- **WHAT THE TASK REQUIRES**: Your task is to copy the material exactly.

*****

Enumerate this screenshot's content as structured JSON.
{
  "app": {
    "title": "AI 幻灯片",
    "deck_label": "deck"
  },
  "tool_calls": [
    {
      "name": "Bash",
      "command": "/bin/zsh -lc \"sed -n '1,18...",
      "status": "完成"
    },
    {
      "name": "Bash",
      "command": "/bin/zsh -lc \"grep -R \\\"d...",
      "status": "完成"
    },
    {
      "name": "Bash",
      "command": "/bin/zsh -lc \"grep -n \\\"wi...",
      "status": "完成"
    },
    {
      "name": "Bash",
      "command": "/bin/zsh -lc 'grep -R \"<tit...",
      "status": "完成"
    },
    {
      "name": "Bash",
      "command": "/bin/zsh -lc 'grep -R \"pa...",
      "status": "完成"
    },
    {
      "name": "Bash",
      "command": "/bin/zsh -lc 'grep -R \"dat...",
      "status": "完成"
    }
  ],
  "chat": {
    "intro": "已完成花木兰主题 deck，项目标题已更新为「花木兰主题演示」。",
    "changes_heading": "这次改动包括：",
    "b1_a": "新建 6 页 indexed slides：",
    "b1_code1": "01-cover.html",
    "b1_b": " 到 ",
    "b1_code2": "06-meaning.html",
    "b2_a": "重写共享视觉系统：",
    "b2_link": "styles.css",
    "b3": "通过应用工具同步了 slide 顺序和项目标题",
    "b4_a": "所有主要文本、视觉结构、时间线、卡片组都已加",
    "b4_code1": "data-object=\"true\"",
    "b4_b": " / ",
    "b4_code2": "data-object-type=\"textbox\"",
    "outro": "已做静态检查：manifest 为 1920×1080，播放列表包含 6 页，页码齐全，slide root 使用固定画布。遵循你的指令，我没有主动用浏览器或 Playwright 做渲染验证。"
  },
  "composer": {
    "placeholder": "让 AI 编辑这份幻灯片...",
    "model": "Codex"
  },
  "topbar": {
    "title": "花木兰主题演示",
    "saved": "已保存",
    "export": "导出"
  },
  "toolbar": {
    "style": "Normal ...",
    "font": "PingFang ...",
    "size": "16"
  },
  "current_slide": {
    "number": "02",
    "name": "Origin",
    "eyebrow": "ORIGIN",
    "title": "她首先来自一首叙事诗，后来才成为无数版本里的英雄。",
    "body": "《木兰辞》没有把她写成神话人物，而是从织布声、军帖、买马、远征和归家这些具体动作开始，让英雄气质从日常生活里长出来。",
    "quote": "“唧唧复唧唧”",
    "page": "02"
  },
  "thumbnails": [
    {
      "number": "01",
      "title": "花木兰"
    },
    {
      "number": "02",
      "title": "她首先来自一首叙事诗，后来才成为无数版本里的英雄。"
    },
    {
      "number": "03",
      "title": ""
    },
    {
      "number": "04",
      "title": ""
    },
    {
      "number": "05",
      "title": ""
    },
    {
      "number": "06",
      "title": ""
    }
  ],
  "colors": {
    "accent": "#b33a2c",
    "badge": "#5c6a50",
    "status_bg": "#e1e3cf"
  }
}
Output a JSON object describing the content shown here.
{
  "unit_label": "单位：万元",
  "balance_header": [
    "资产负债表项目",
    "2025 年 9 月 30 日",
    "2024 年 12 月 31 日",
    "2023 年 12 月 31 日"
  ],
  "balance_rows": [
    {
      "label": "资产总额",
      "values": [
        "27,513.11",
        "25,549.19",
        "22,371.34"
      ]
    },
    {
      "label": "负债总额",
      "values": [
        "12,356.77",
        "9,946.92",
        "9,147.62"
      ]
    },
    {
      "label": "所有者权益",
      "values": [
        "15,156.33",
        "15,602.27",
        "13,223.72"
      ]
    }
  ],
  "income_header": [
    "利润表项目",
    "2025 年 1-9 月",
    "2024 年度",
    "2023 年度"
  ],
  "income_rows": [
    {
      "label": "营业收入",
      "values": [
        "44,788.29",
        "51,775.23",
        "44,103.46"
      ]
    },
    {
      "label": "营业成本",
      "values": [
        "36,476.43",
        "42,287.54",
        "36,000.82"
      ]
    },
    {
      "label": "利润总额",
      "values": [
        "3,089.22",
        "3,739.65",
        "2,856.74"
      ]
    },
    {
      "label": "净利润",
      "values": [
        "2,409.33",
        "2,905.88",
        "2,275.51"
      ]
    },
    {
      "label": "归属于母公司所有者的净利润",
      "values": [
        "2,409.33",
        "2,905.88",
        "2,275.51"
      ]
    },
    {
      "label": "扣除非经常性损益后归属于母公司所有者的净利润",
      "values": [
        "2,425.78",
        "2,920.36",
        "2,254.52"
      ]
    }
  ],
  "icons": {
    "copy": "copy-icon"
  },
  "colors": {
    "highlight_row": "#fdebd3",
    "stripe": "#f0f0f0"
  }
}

*****

- **CORRECT OUTPUT**:
Enumerate this screenshot's content as structured JSON.
{
  "app": {
    "title": "AI 幻灯片",
    "deck_label": "deck"
  },
  "tool_calls": [
    {
      "name": "Bash",
      "command": "/bin/zsh -lc \"sed -n '1,18...",
      "status": "完成"
    },
    {
      "name": "Bash",
      "command": "/bin/zsh -lc \"grep -R \\\"d...",
      "status": "完成"
    },
    {
      "name": "Bash",
      "command": "/bin/zsh -lc \"grep -n \\\"wi...",
      "status": "完成"
    },
    {
      "name": "Bash",
      "command": "/bin/zsh -lc 'grep -R \"<tit...",
      "status": "完成"
    },
    {
      "name": "Bash",
      "command": "/bin/zsh -lc 'grep -R \"pa...",
      "status": "完成"
    },
    {
      "name": "Bash",
      "command": "/bin/zsh -lc 'grep -R \"dat...",
      "status": "完成"
    }
  ],
  "chat": {
    "intro": "已完成花木兰主题 deck，项目标题已更新为「花木兰主题演示」。",
    "changes_heading": "这次改动包括：",
    "b1_a": "新建 6 页 indexed slides：",
    "b1_code1": "01-cover.html",
    "b1_b": " 到 ",
    "b1_code2": "06-meaning.html",
    "b2_a": "重写共享视觉系统：",
    "b2_link": "styles.css",
    "b3": "通过应用工具同步了 slide 顺序和项目标题",
    "b4_a": "所有主要文本、视觉结构、时间线、卡片组都已加",
    "b4_code1": "data-object=\"true\"",
    "b4_b": " / ",
    "b4_code2": "data-object-type=\"textbox\"",
    "outro": "已做静态检查：manifest 为 1920×1080，播放列表包含 6 页，页码齐全，slide root 使用固定画布。遵循你的指令，我没有主动用浏览器或 Playwright 做渲染验证。"
  },
  "composer": {
    "placeholder": "让 AI 编辑这份幻灯片...",
    "model": "Codex"
  },
  "topbar": {
    "title": "花木兰主题演示",
    "saved": "已保存",
    "export": "导出"
  },
  "toolbar": {
    "style": "Normal ...",
    "font": "PingFang ...",
    "size": "16"
  },
  "current_slide": {
    "number": "02",
    "name": "Origin",
    "eyebrow": "ORIGIN",
    "title": "她首先来自一首叙事诗，后来才成为无数版本里的英雄。",
    "body": "《木兰辞》没有把她写成神话人物，而是从织布声、军帖、买马、远征和归家这些具体动作开始，让英雄气质从日常生活里长出来。",
    "quote": "“唧唧复唧唧”",
    "page": "02"
  },
  "thumbnails": [
    {
      "number": "01",
      "title": "花木兰"
    },
    {
      "number": "02",
      "title": "她首先来自一首叙事诗，后来才成为无数版本里的英雄。"
    },
    {
      "number": "03",
      "title": ""
    },
    {
      "number": "04",
      "title": ""
    },
    {
      "number": "05",
      "title": ""
    },
    {
      "number": "06",
      "title": ""
    }
  ],
  "colors": {
    "accent": "#b33a2c",
    "badge": "#5c6a50",
    "status_bg": "#e1e3cf"
  }
}
Output a JSON object describing the content shown here.
{
  "unit_label": "单位：万元",
  "balance_header": [
    "资产负债表项目",
    "2025 年 9 月 30 日",
    "2024 年 12 月 31 日",
    "2023 年 12 月 31 日"
  ],
  "balance_rows": [
    {
      "label": "资产总额",
      "values": [
        "27,513.11",
        "25,549.19",
        "22,371.34"
      ]
    },
    {
      "label": "负债总额",
      "values": [
        "12,356.77",
        "9,946.92",
        "9,147.62"
      ]
    },
    {
      "label": "所有者权益",
      "values": [
        "15,156.33",
        "15,602.27",
        "13,223.72"
      ]
    }
  ],
  "income_header": [
    "利润表项目",
    "2025 年 1-9 月",
    "2024 年度",
    "2023 年度"
  ],
  "income_rows": [
    {
      "label": "营业收入",
      "values": [
        "44,788.29",
        "51,775.23",
        "44,103.46"
      ]
    },
    {
      "label": "营业成本",
      "values": [
        "36,476.43",
        "42,287.54",
        "36,000.82"
      ]
    },
    {
      "label": "利润总额",
      "values": [
        "3,089.22",
        "3,739.65",
        "2,856.74"
      ]
    },
    {
      "label": "净利润",
      "values": [
        "2,409.33",
        "2,905.88",
        "2,275.51"
      ]
    },
    {
      "label": "归属于母公司所有者的净利润",
      "values": [
        "2,409.33",
        "2,905.88",
        "2,275.51"
      ]
    },
    {
      "label": "扣除非经常性损益后归属于母公司所有者的净利润",
      "values": [
        "2,425.78",
        "2,920.36",
        "2,254.52"
      ]
    }
  ],
  "icons": {
    "copy": "copy-icon"
  },
  "colors": {
    "highlight_row": "#fdebd3",
    "stripe": "#f0f0f0"
  }
}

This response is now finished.